*EXERCISE OBJECTIVE*
Print all records exactly, leaving nothing out.

[Extracted records]
+---+
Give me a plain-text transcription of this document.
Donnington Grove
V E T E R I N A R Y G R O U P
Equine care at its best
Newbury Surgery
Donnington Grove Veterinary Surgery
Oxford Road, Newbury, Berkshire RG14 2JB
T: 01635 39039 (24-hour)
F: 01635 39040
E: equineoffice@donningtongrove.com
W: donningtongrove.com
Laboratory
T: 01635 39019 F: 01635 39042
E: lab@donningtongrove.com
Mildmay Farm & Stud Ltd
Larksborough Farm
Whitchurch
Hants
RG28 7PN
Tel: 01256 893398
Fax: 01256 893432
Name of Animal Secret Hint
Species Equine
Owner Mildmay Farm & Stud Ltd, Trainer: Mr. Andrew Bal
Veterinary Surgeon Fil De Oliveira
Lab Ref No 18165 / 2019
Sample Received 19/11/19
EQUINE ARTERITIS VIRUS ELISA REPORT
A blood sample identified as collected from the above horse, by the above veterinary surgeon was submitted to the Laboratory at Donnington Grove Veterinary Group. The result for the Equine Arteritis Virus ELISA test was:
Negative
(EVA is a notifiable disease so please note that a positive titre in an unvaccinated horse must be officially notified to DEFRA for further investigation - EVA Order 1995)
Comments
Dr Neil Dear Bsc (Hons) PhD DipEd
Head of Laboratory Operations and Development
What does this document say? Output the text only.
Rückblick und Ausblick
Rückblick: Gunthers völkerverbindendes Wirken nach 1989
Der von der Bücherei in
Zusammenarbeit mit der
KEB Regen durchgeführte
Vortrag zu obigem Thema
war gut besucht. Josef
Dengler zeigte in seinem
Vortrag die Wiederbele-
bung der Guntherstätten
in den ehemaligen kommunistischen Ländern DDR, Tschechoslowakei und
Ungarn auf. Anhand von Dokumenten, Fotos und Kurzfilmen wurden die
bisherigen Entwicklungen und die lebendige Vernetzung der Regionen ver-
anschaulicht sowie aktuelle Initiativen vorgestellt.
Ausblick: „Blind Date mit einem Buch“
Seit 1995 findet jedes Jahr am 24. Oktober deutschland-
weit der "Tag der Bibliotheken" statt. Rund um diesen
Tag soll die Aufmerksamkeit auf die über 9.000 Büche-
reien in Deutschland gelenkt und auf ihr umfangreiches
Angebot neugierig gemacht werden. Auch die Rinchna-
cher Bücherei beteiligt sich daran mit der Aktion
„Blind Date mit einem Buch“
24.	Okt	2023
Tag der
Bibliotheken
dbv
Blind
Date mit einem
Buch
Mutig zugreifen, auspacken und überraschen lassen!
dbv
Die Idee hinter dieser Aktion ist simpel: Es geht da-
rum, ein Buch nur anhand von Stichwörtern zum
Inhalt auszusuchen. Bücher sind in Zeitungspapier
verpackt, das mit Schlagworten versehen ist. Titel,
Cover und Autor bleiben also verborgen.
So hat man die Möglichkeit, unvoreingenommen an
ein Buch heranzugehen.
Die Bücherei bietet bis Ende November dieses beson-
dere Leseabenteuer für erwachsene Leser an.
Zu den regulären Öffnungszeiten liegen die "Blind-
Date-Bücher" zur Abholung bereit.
+---+
*WRITTEN RESPONSE*
Give me a plain-text transcription of this document.
Donnington Grove
V E T E R I N A R Y G R O U P
Equine care at its best
Newbury Surgery
Donnington Grove Veterinary Surgery
Oxford Road, Newbury, Berkshire RG14 2JB
T: 01635 39039 (24-hour)
F: 01635 39040
E: equineoffice@donningtongrove.com
W: donningtongrove.com
Laboratory
T: 01635 39019 F: 01635 39042
E: lab@donningtongrove.com
Mildmay Farm & Stud Ltd
Larksborough Farm
Whitchurch
Hants
RG28 7PN
Tel: 01256 893398
Fax: 01256 893432
Name of Animal Secret Hint
Species Equine
Owner Mildmay Farm & Stud Ltd, Trainer: Mr. Andrew Bal
Veterinary Surgeon Fil De Oliveira
Lab Ref No 18165 / 2019
Sample Received 19/11/19
EQUINE ARTERITIS VIRUS ELISA REPORT
A blood sample identified as collected from the above horse, by the above veterinary surgeon was submitted to the Laboratory at Donnington Grove Veterinary Group. The result for the Equine Arteritis Virus ELISA test was:
Negative
(EVA is a notifiable disease so please note that a positive titre in an unvaccinated horse must be officially notified to DEFRA for further investigation - EVA Order 1995)
Comments
Dr Neil Dear Bsc (Hons) PhD DipEd
Head of Laboratory Operations and Development
What does this document say? Output the text only.
Rückblick und Ausblick
Rückblick: Gunthers völkerverbindendes Wirken nach 1989
Der von der Bücherei in
Zusammenarbeit mit der
KEB Regen durchgeführte
Vortrag zu obigem Thema
war gut besucht. Josef
Dengler zeigte in seinem
Vortrag die Wiederbele-
bung der Guntherstätten
in den ehemaligen kommunistischen Ländern DDR, Tschechoslowakei und
Ungarn auf. Anhand von Dokumenten, Fotos und Kurzfilmen wurden die
bisherigen Entwicklungen und die lebendige Vernetzung der Regionen ver-
anschaulicht sowie aktuelle Initiativen vorgestellt.
Ausblick: „Blind Date mit einem Buch“
Seit 1995 findet jedes Jahr am 24. Oktober deutschland-
weit der "Tag der Bibliotheken" statt. Rund um diesen
Tag soll die Aufmerksamkeit auf die über 9.000 Büche-
reien in Deutschland gelenkt und auf ihr umfangreiches
Angebot neugierig gemacht werden. Auch die Rinchna-
cher Bücherei beteiligt sich daran mit der Aktion
„Blind Date mit einem Buch“
24.	Okt	2023
Tag der
Bibliotheken
dbv
Blind
Date mit einem
Buch
Mutig zugreifen, auspacken und überraschen lassen!
dbv
Die Idee hinter dieser Aktion ist simpel: Es geht da-
rum, ein Buch nur anhand von Stichwörtern zum
Inhalt auszusuchen. Bücher sind in Zeitungspapier
verpackt, das mit Schlagworten versehen ist. Titel,
Cover und Autor bleiben also verborgen.
So hat man die Möglichkeit, unvoreingenommen an
ein Buch heranzugehen.
Die Bücherei bietet bis Ende November dieses beson-
dere Leseabenteuer für erwachsene Leser an.
Zu den regulären Öffnungszeiten liegen die "Blind-
Date-Bücher" zur Abholung bereit.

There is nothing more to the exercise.